WHAT YOU WILL DO: Tally the lines in the listing below that contain the string "Message" and reply with only that number.

GIVEN INFORMATION:
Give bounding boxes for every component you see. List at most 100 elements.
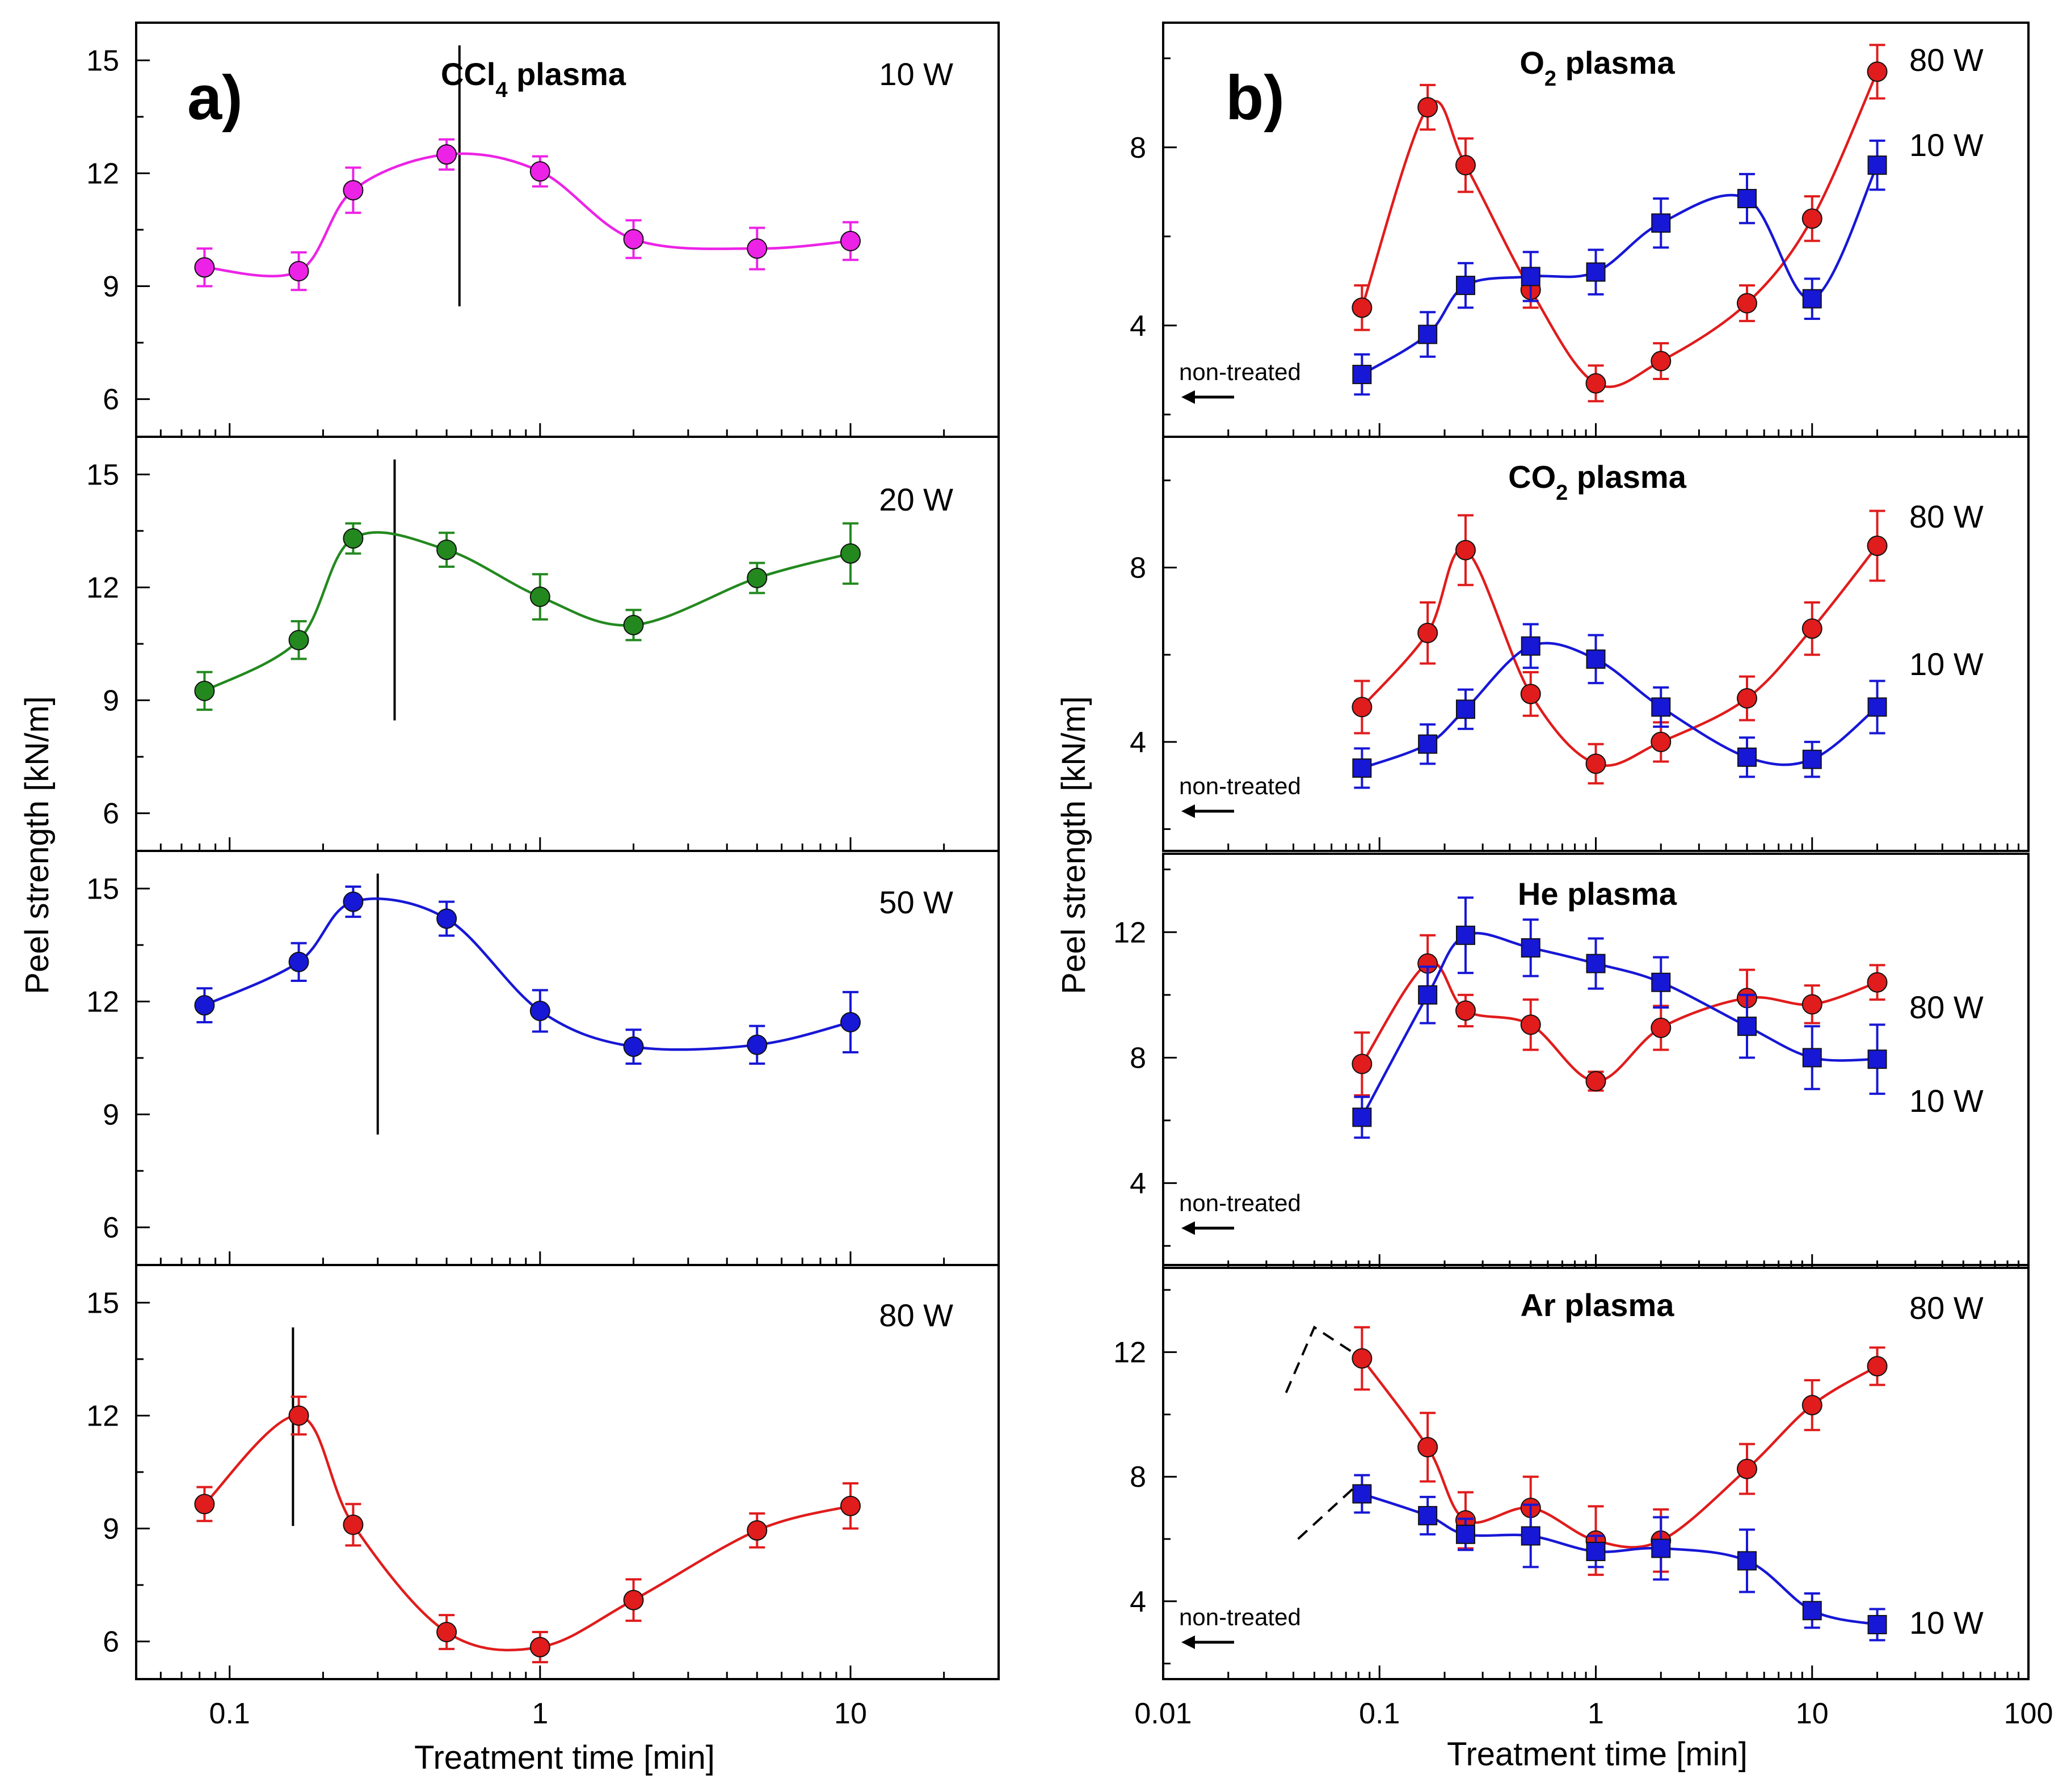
y-axis-label-b: Peel strength [kN/m]: [1055, 696, 1092, 994]
panel-b-row-1: 4 8 O2 plasma 80 W 10 W non-treated: [1130, 22, 2030, 438]
series-50w-point: [623, 1036, 644, 1057]
series-10w-point: [1521, 938, 1540, 958]
series-10w-point: [1867, 1614, 1887, 1634]
panel-title: CCl4 plasma: [441, 56, 626, 102]
series-10w-point: [1802, 1048, 1822, 1068]
y-tick-label: 12: [86, 985, 119, 1018]
series-10w: [1352, 896, 1887, 1139]
panel-a-row-3: 6 9 12 15 50 W: [86, 850, 1000, 1266]
series-10w-point: [194, 257, 215, 278]
y-tick-label: 15: [86, 458, 119, 491]
arrow-head: [1181, 804, 1195, 818]
series-10w-point: [1352, 365, 1372, 385]
series-10w-point: [1455, 699, 1475, 719]
series-80w-point: [1417, 1437, 1438, 1458]
series-80w-point: [343, 1514, 364, 1535]
series-10w: [1352, 623, 1887, 789]
series-80w-point: [1736, 688, 1757, 709]
panel-letter: a): [187, 63, 243, 133]
series-10w-point: [1651, 972, 1671, 992]
y-tick-label: 15: [86, 44, 119, 77]
series-10w-point: [1651, 213, 1671, 233]
series-80w-point: [1455, 1000, 1476, 1021]
y-tick-label: 8: [1130, 1042, 1146, 1074]
series-20w-point: [529, 587, 550, 608]
x-tick-label: 100: [2004, 1697, 2053, 1730]
y-tick-label: 8: [1130, 1461, 1146, 1494]
series-50w-point: [840, 1011, 861, 1032]
y-tick-label: 9: [103, 271, 119, 303]
series-80w-point: [1651, 731, 1672, 752]
series-10w-point: [1867, 155, 1887, 175]
series-10w: [194, 138, 861, 292]
series-50w-point: [288, 951, 309, 972]
series-10w-point: [623, 229, 644, 250]
series-10w-point: [1521, 1526, 1540, 1546]
y-axis-label-a: Peel strength [kN/m]: [19, 696, 56, 994]
series-80w-point: [194, 1494, 215, 1515]
y-tick-label: 6: [103, 798, 119, 830]
series-10w-point: [1867, 697, 1887, 717]
panel-a-row-2: 6 9 12 15 20 W: [86, 436, 1000, 852]
series-10w-point: [1737, 189, 1757, 209]
series-10w-point: [1586, 954, 1606, 973]
series-20w-point: [288, 630, 309, 651]
y-tick-label: 6: [103, 1212, 119, 1245]
y-tick-label: 4: [1130, 310, 1146, 343]
series-80w-point: [1352, 697, 1373, 718]
x-tick-label: 10: [834, 1697, 867, 1730]
series-20w-point: [840, 543, 861, 564]
series-80w: [1352, 509, 1888, 785]
arrow-head: [1181, 1635, 1195, 1649]
series-80w-point: [1352, 297, 1373, 318]
series-10w-point: [1455, 276, 1475, 296]
series-80w-point: [1867, 61, 1888, 82]
panel-title-part: 2: [1544, 67, 1556, 91]
panel-title-part: plasma: [1568, 459, 1686, 495]
y-tick-label: 9: [103, 685, 119, 718]
x-tick-label: 1: [1588, 1697, 1604, 1730]
series-label-80w: 80 W: [1909, 1290, 1984, 1326]
panel-b-row-2: 4 8 CO2 plasma 80 W 10 W non-treated: [1130, 436, 2030, 852]
series-10w-point: [1737, 1551, 1757, 1571]
panel-title: O2 plasma: [1519, 45, 1675, 91]
series-10w-point: [1352, 1107, 1372, 1127]
x-tick-label: 0.1: [1359, 1697, 1400, 1730]
series-50w-point: [529, 1001, 550, 1022]
series-80w: [194, 1395, 861, 1664]
series-10w-point: [1651, 697, 1671, 717]
series-80w-point: [1417, 97, 1438, 118]
series-80w-point: [623, 1589, 644, 1610]
x-axis-label-b: Treatment time [min]: [1447, 1736, 1748, 1773]
series-label-10w: 10 W: [1909, 646, 1984, 682]
panel-b-row-3: 4 8 12 He plasma 80 W 10 W non-treated: [1113, 853, 2030, 1269]
series-10w-point: [1802, 749, 1822, 769]
series-80w-line: [1361, 71, 1879, 389]
series-20w-point: [194, 680, 215, 701]
series-50w: [194, 886, 861, 1065]
series-50w-point: [747, 1034, 768, 1055]
y-tick-label: 8: [1130, 132, 1146, 165]
series-label-80w: 80 W: [1909, 989, 1984, 1025]
series-80w-point: [1352, 1053, 1373, 1074]
y-tick-label: 12: [1113, 916, 1146, 949]
series-80w-point: [840, 1495, 861, 1516]
series-10w-point: [1455, 925, 1475, 945]
series-label-80w: 80 W: [1909, 499, 1984, 534]
series-80w-point: [1455, 539, 1476, 560]
x-tick-label: 0.1: [209, 1697, 250, 1730]
y-tick-label: 6: [103, 383, 119, 416]
panel-title-part: CCl: [441, 56, 495, 92]
panel-a-row-4: 6 9 12 15 80 W: [86, 1264, 1000, 1680]
power-label: 20 W: [879, 482, 953, 517]
panel-title: CO2 plasma: [1508, 459, 1687, 505]
y-tick-label: 12: [86, 1399, 119, 1432]
series-50w-point: [436, 908, 457, 929]
series-80w-point: [1520, 684, 1541, 705]
panel-title-part: 4: [495, 78, 507, 102]
panel-b-row-4: 4 8 12 Ar plasma 80 W 10 W non-treated: [1113, 1264, 2030, 1680]
series-10w-point: [1802, 289, 1822, 309]
y-tick-label: 9: [103, 1513, 119, 1546]
series-20w-point: [343, 528, 364, 549]
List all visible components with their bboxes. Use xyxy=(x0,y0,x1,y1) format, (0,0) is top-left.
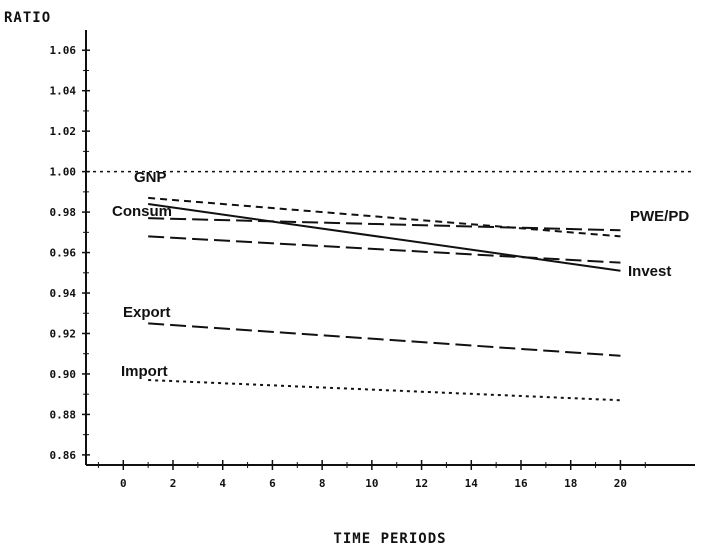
x-tick-label: 0 xyxy=(120,477,127,490)
x-tick-label: 20 xyxy=(614,477,627,490)
series-label-import: Import xyxy=(121,363,168,380)
y-axis-title: RATIO xyxy=(4,10,51,26)
series-line-import xyxy=(148,379,621,402)
series-lines xyxy=(148,196,621,402)
series-label-export: Export xyxy=(123,304,171,321)
x-tick-label: 6 xyxy=(269,477,276,490)
y-tick-label: 1.06 xyxy=(50,44,77,57)
x-tick-label: 8 xyxy=(319,477,326,490)
series-label-gnp: GNP xyxy=(134,169,167,186)
x-tick-label: 12 xyxy=(415,477,428,490)
x-tick-label: 16 xyxy=(514,477,528,490)
axes: 0.86 0.88 0.90 0.92 0.94 0.96 0.98 1.00 1.02 1.04… xyxy=(50,30,695,490)
series-line-export xyxy=(148,322,621,357)
series-label-pwe-pd: PWE/PD xyxy=(630,208,689,225)
x-tick-label: 14 xyxy=(465,477,479,490)
series-label-invest: Invest xyxy=(628,263,671,280)
y-tick-label: 0.98 xyxy=(50,206,77,219)
y-tick-label: 0.90 xyxy=(50,368,77,381)
y-tick-label: 1.02 xyxy=(50,125,77,138)
y-tick-label: 0.94 xyxy=(50,287,77,300)
series-line-pwe-pd xyxy=(148,217,621,232)
x-tick-label: 18 xyxy=(564,477,577,490)
x-tick-label: 10 xyxy=(365,477,378,490)
x-tick-label: 4 xyxy=(219,477,226,490)
series-line-invest xyxy=(148,203,621,272)
series-line-gnp xyxy=(148,196,621,238)
series-line-consum xyxy=(148,235,621,264)
x-axis-title: TIME PERIODS xyxy=(333,531,446,547)
series-label-consum: Consum xyxy=(112,203,172,220)
x-tick-label: 2 xyxy=(170,477,177,490)
y-tick-label: 0.96 xyxy=(50,247,77,260)
y-tick-label: 0.92 xyxy=(50,327,77,340)
y-tick-label: 1.00 xyxy=(50,166,77,179)
y-tick-label: 1.04 xyxy=(50,85,77,98)
y-tick-label: 0.86 xyxy=(50,449,77,462)
series-labels: GNP PWE/PD Consum Invest Export Import xyxy=(112,169,689,380)
y-tick-label: 0.88 xyxy=(50,408,77,421)
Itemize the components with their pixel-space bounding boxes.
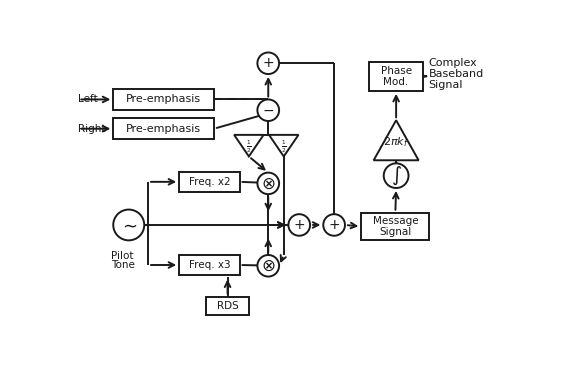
Circle shape [258, 100, 279, 121]
Text: $\int$: $\int$ [390, 164, 402, 187]
Text: Freq. x2: Freq. x2 [189, 177, 230, 187]
Text: +: + [262, 56, 274, 70]
Bar [369, 62, 423, 91]
Text: Tone: Tone [111, 261, 134, 270]
Text: +: + [328, 218, 340, 232]
Text: $\frac{1}{2}$: $\frac{1}{2}$ [246, 139, 252, 155]
Text: $\otimes$: $\otimes$ [261, 174, 276, 192]
Text: $2\pi k_f$: $2\pi k_f$ [383, 135, 409, 149]
Text: Pre-emphasis: Pre-emphasis [126, 95, 201, 105]
Text: Baseband: Baseband [429, 69, 484, 79]
Circle shape [288, 214, 310, 236]
Circle shape [384, 163, 408, 188]
Text: Complex: Complex [429, 58, 477, 68]
Circle shape [258, 52, 279, 74]
Text: Message
Signal: Message Signal [372, 216, 418, 237]
Bar [179, 172, 240, 192]
Bar [179, 255, 240, 275]
Text: Freq. x3: Freq. x3 [189, 260, 230, 270]
Bar [113, 118, 214, 139]
Text: $\otimes$: $\otimes$ [261, 257, 276, 275]
Polygon shape [269, 135, 298, 156]
Text: Pilot: Pilot [111, 251, 134, 261]
Bar [361, 213, 429, 240]
Circle shape [113, 210, 144, 240]
Text: Left: Left [79, 95, 98, 105]
Text: +: + [293, 218, 305, 232]
Text: RDS: RDS [217, 301, 238, 311]
Text: $\sim$: $\sim$ [119, 216, 138, 234]
Text: Signal: Signal [429, 80, 463, 90]
Polygon shape [373, 120, 419, 160]
Text: Phase
Mod.: Phase Mod. [381, 66, 412, 87]
Polygon shape [234, 135, 264, 156]
Text: Pre-emphasis: Pre-emphasis [126, 124, 201, 134]
Text: $\frac{1}{2}$: $\frac{1}{2}$ [281, 139, 286, 155]
Bar [113, 89, 214, 110]
Text: Right: Right [79, 124, 106, 134]
Circle shape [258, 255, 279, 276]
Circle shape [323, 214, 345, 236]
Text: $-$: $-$ [262, 103, 275, 117]
Bar [206, 296, 249, 315]
Circle shape [258, 173, 279, 194]
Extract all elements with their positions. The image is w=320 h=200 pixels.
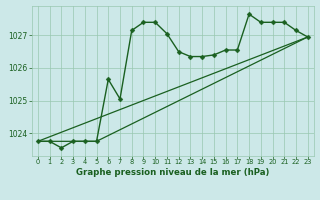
X-axis label: Graphe pression niveau de la mer (hPa): Graphe pression niveau de la mer (hPa): [76, 168, 269, 177]
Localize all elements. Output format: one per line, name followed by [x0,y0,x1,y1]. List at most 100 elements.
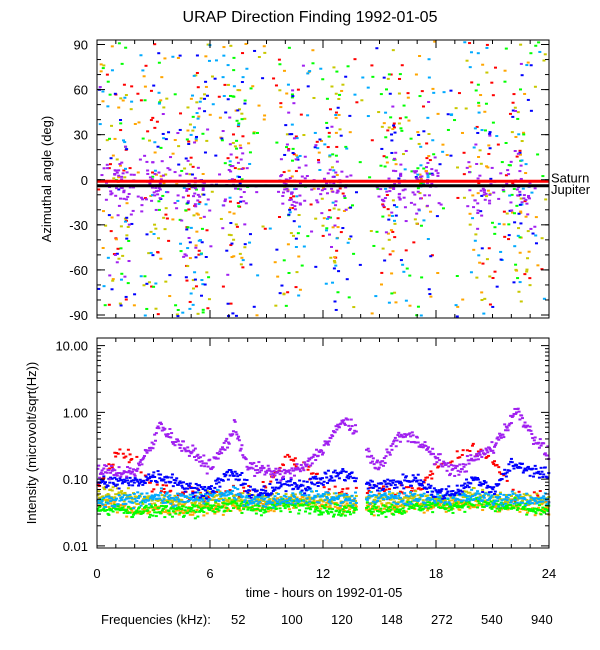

EXERCISE SOLUTION: 2